◆ Data rows ◆
>> Start

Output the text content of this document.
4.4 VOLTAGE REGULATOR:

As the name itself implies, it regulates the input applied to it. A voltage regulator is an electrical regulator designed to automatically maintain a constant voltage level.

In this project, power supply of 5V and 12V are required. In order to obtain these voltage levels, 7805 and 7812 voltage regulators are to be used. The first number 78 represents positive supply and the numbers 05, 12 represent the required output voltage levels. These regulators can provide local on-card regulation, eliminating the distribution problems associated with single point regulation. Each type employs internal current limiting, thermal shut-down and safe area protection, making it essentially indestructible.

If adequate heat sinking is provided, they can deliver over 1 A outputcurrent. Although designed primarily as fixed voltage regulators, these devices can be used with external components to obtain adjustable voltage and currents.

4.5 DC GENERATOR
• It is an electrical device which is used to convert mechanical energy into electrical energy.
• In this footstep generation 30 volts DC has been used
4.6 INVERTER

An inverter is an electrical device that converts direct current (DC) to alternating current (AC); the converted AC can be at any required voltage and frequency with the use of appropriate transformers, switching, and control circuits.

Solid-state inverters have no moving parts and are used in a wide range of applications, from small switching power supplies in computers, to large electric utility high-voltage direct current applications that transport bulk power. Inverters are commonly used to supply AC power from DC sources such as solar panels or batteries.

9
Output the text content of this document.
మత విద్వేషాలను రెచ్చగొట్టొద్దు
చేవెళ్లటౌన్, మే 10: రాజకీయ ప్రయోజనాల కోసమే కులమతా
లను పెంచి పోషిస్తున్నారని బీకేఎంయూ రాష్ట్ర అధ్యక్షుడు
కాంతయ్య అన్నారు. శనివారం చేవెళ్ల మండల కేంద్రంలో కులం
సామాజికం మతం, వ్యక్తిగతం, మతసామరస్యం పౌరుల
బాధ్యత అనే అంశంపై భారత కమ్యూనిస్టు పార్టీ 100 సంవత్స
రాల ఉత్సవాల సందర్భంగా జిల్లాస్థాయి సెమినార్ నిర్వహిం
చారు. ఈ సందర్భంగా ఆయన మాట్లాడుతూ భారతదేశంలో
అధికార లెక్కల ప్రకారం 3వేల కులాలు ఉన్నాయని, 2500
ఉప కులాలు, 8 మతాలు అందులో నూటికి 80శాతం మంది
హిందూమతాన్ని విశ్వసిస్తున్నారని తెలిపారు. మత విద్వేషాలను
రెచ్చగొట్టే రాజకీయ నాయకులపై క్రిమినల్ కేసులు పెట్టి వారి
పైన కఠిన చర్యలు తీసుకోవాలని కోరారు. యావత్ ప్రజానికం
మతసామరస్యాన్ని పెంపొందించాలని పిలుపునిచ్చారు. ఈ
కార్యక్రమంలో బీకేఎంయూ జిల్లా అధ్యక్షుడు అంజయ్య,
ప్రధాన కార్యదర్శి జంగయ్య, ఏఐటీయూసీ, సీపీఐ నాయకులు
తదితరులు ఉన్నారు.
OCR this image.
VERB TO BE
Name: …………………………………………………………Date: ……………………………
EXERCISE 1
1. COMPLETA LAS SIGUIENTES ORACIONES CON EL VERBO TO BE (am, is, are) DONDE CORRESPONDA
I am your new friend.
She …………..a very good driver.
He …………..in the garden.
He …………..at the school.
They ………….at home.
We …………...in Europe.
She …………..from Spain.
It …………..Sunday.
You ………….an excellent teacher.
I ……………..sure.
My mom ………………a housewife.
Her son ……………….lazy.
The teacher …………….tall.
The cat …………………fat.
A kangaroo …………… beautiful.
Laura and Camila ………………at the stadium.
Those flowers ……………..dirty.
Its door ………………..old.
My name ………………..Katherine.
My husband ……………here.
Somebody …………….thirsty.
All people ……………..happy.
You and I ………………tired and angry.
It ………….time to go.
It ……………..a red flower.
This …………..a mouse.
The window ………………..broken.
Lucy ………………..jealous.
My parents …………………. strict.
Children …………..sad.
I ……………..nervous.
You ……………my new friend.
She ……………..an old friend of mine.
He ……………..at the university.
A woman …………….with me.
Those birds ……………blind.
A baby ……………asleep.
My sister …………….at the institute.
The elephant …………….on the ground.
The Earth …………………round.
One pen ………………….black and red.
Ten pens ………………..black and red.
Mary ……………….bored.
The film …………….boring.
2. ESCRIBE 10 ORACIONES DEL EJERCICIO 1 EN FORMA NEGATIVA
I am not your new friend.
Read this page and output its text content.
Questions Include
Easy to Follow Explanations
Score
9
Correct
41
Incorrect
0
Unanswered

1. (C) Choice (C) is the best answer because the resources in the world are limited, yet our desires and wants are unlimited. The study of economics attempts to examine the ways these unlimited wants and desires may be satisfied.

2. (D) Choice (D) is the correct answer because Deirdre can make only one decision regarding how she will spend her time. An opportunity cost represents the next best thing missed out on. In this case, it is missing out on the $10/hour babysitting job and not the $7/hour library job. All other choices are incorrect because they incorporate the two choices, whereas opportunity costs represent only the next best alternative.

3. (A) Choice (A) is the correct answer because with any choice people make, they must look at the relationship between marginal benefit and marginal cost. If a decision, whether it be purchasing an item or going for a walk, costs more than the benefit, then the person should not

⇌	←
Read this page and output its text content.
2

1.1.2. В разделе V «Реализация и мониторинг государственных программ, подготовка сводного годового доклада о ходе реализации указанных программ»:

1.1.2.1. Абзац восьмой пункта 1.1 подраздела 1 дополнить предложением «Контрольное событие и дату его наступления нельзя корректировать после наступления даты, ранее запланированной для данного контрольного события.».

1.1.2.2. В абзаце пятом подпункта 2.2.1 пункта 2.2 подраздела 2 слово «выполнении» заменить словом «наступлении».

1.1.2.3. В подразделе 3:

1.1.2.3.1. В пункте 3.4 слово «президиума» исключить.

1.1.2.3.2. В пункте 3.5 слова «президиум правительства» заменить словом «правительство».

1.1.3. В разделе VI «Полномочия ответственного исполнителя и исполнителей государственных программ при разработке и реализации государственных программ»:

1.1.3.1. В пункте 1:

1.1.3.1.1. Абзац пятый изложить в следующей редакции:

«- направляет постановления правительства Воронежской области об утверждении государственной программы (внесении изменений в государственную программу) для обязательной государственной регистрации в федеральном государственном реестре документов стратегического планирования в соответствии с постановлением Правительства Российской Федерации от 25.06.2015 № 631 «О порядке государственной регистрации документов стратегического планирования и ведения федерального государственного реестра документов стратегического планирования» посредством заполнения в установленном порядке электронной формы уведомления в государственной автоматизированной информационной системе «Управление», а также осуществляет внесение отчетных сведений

>> End

◆ What to work on ◆
Where a line above contains the string "your", copy that line.

◆ Written solution ◆
I am your new friend.
I am not your new friend.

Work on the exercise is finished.